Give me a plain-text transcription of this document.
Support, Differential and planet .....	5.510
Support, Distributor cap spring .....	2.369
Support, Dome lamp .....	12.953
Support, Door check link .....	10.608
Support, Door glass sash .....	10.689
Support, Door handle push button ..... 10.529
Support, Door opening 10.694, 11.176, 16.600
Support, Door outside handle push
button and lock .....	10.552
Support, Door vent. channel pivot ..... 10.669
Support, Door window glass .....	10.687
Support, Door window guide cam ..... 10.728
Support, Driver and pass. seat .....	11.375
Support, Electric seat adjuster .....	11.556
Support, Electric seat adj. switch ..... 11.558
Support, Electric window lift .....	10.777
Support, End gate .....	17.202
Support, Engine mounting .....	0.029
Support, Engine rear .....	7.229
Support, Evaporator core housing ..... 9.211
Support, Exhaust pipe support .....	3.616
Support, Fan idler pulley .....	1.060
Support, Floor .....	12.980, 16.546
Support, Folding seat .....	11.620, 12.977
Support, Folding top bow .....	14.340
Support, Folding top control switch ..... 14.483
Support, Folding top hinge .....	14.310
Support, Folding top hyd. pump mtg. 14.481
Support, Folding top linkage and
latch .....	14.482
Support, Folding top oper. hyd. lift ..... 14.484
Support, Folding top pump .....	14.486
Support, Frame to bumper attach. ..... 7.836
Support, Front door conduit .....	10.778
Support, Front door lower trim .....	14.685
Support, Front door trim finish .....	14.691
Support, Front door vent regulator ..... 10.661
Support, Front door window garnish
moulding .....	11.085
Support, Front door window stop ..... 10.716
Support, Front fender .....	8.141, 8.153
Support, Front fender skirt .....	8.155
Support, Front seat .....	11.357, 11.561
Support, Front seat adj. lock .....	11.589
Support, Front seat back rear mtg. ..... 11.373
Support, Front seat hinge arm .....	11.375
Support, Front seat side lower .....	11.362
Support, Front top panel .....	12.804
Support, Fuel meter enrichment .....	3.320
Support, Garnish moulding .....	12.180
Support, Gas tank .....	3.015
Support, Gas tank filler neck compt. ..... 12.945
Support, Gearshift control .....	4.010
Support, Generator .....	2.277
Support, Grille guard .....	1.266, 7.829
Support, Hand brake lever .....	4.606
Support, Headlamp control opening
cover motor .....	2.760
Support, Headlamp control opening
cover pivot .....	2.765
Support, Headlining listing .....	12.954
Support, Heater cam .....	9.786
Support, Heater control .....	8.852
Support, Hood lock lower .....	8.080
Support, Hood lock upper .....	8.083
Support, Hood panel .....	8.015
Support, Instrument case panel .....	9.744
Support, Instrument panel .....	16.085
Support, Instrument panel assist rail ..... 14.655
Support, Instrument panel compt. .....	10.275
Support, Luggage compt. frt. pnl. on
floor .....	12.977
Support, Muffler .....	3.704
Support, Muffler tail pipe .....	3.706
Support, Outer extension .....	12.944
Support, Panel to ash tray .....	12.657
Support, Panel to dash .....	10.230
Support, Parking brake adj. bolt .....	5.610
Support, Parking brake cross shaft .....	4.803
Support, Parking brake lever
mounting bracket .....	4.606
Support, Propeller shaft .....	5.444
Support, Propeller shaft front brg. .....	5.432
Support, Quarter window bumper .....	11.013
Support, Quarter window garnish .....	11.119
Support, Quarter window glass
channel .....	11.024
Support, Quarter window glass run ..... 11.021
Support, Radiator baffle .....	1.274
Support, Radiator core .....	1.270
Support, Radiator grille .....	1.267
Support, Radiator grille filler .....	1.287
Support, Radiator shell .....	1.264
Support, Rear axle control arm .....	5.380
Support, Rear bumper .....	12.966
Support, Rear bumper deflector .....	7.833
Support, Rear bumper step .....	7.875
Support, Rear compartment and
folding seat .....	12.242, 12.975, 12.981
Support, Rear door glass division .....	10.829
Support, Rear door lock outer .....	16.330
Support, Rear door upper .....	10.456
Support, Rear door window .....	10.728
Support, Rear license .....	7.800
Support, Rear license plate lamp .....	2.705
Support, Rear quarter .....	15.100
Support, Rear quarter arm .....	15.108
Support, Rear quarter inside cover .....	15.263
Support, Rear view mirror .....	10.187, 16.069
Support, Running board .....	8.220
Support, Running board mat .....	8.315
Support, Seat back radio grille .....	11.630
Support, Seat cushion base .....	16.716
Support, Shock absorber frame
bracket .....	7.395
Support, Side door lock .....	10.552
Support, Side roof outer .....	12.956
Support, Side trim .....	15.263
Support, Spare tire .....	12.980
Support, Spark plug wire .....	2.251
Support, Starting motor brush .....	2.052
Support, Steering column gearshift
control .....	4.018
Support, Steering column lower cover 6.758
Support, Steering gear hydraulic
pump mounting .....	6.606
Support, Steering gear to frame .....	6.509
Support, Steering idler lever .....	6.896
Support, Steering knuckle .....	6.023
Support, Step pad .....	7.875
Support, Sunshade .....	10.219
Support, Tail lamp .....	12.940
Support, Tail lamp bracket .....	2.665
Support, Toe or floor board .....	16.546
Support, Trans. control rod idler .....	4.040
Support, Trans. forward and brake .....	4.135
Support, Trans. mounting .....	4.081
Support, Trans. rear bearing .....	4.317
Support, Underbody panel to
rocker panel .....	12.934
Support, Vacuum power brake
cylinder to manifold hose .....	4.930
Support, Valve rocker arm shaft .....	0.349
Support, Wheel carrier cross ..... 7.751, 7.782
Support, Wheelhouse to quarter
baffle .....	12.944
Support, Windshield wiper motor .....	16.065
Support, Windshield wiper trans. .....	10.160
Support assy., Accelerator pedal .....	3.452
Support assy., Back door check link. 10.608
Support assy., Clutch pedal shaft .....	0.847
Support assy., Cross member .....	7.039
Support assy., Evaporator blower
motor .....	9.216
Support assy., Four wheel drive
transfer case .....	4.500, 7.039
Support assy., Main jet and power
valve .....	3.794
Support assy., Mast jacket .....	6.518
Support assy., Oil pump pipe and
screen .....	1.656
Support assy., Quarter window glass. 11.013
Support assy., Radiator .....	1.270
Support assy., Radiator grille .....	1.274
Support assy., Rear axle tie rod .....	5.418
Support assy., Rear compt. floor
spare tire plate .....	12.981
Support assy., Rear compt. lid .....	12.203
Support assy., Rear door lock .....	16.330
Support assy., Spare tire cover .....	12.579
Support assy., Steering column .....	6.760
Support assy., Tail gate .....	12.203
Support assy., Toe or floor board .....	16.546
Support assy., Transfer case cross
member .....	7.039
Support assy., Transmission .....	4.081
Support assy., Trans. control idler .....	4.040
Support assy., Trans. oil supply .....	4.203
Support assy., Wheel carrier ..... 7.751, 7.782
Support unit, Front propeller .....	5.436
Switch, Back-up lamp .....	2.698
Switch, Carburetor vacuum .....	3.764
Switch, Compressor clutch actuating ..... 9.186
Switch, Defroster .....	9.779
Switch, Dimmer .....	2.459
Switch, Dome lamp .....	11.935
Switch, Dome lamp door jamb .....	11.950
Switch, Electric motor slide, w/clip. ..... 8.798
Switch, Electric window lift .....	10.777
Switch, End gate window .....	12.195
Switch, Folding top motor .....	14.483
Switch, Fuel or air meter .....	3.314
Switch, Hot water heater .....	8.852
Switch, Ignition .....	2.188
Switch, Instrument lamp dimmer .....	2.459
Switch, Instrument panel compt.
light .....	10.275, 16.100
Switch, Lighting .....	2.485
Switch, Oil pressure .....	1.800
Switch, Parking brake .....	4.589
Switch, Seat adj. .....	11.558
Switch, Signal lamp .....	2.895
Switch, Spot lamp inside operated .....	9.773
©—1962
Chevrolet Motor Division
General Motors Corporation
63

[Objective]: Identify the lines above that contain the word "axle", then copy them.

[Full output]:
Support, Rear axle control arm .....	5.380
Support assy., Rear axle tie rod .....	5.418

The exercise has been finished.